Give the number of lines that hold the string "color". Nothing else is needed.

─── Supplied records

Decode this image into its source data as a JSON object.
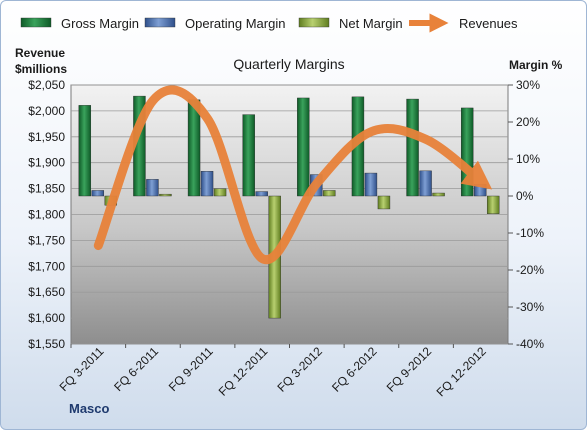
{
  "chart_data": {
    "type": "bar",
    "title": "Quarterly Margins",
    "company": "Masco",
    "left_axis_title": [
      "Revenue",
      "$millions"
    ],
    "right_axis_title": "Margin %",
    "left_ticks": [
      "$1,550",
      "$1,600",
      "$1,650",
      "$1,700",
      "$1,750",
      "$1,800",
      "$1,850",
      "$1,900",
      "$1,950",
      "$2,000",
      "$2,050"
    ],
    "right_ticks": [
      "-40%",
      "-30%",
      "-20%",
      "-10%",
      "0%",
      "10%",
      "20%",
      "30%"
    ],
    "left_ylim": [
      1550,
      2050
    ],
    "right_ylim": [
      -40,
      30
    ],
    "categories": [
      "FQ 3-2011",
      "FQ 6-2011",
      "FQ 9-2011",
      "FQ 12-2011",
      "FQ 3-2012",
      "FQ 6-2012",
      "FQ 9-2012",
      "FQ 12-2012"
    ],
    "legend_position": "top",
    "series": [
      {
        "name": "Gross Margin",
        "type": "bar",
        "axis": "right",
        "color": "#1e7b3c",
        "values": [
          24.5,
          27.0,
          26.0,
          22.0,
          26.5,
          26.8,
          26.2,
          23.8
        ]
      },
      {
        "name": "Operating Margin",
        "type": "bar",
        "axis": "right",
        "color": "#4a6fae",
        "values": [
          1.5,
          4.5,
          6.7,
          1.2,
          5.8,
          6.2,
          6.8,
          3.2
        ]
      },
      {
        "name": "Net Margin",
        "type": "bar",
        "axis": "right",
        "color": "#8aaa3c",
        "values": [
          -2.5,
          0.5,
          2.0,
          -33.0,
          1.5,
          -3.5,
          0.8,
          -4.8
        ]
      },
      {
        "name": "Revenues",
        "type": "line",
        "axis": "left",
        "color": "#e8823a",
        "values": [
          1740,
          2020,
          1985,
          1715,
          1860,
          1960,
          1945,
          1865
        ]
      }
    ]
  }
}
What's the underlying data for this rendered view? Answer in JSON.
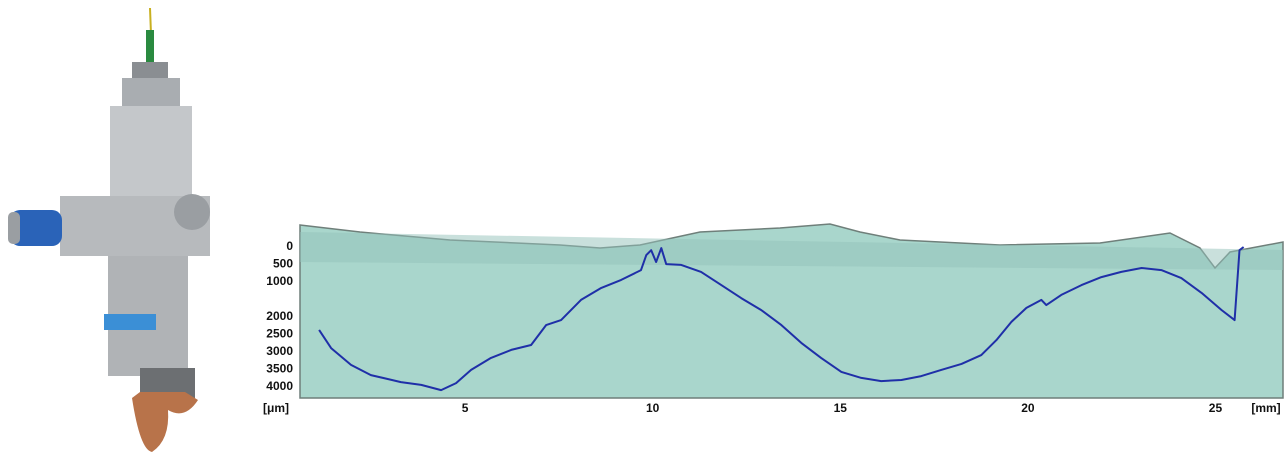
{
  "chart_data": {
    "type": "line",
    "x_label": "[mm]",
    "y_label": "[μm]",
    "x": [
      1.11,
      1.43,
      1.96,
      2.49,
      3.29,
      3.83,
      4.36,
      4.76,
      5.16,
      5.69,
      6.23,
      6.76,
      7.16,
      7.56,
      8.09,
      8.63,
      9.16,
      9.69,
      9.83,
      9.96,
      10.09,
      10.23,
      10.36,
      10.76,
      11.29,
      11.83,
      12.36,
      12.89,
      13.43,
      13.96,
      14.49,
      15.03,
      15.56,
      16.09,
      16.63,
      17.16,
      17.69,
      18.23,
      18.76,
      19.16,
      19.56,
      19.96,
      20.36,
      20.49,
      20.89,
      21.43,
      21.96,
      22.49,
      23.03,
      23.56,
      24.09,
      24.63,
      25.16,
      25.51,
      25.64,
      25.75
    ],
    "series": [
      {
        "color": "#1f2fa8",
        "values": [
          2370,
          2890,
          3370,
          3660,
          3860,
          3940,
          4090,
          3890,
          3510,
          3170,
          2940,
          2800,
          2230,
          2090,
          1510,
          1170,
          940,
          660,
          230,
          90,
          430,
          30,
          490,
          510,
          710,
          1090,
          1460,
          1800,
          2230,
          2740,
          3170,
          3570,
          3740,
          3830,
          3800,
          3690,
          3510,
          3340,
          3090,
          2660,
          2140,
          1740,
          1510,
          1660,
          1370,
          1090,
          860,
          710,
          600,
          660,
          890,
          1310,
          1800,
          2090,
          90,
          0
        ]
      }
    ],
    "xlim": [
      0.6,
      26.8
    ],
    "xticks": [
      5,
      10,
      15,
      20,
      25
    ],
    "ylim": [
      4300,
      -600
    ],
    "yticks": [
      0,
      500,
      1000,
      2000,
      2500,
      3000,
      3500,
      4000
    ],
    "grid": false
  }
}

──────
─── Supplied records

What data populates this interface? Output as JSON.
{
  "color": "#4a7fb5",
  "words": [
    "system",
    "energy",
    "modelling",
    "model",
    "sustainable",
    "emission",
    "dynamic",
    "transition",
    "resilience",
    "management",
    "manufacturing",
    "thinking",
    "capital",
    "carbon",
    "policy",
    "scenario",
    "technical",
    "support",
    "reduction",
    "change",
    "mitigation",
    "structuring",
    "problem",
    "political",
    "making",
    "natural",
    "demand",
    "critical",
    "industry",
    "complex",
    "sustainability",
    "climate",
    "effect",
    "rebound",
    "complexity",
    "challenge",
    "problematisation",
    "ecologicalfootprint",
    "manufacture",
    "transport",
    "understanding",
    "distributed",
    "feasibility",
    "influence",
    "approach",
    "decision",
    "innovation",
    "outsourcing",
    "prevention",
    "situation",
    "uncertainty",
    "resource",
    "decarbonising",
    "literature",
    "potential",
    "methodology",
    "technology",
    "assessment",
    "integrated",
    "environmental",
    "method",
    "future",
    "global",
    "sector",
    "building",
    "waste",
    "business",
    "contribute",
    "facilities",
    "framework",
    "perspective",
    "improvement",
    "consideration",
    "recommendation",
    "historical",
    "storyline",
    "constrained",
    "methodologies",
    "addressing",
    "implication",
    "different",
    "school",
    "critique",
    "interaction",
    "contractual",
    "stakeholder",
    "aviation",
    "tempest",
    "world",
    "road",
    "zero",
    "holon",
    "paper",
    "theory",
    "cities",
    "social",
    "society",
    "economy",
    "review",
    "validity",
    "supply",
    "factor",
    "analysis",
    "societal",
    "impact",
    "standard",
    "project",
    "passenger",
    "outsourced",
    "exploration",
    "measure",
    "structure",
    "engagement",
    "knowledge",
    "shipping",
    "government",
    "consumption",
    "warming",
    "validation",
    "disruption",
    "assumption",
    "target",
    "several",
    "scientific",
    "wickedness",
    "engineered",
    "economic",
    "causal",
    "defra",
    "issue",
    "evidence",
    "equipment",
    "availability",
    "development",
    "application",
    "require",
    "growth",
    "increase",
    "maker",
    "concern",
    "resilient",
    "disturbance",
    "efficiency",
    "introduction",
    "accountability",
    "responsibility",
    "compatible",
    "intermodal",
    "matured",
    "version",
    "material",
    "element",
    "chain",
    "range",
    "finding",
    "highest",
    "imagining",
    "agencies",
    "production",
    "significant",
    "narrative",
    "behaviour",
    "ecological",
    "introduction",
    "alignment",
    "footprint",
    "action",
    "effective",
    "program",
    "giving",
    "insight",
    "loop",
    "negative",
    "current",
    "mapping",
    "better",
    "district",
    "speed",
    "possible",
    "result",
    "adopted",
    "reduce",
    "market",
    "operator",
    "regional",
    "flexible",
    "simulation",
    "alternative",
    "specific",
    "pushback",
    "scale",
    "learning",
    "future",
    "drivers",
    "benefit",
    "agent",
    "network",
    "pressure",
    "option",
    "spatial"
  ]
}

──────

Exercise response >>
6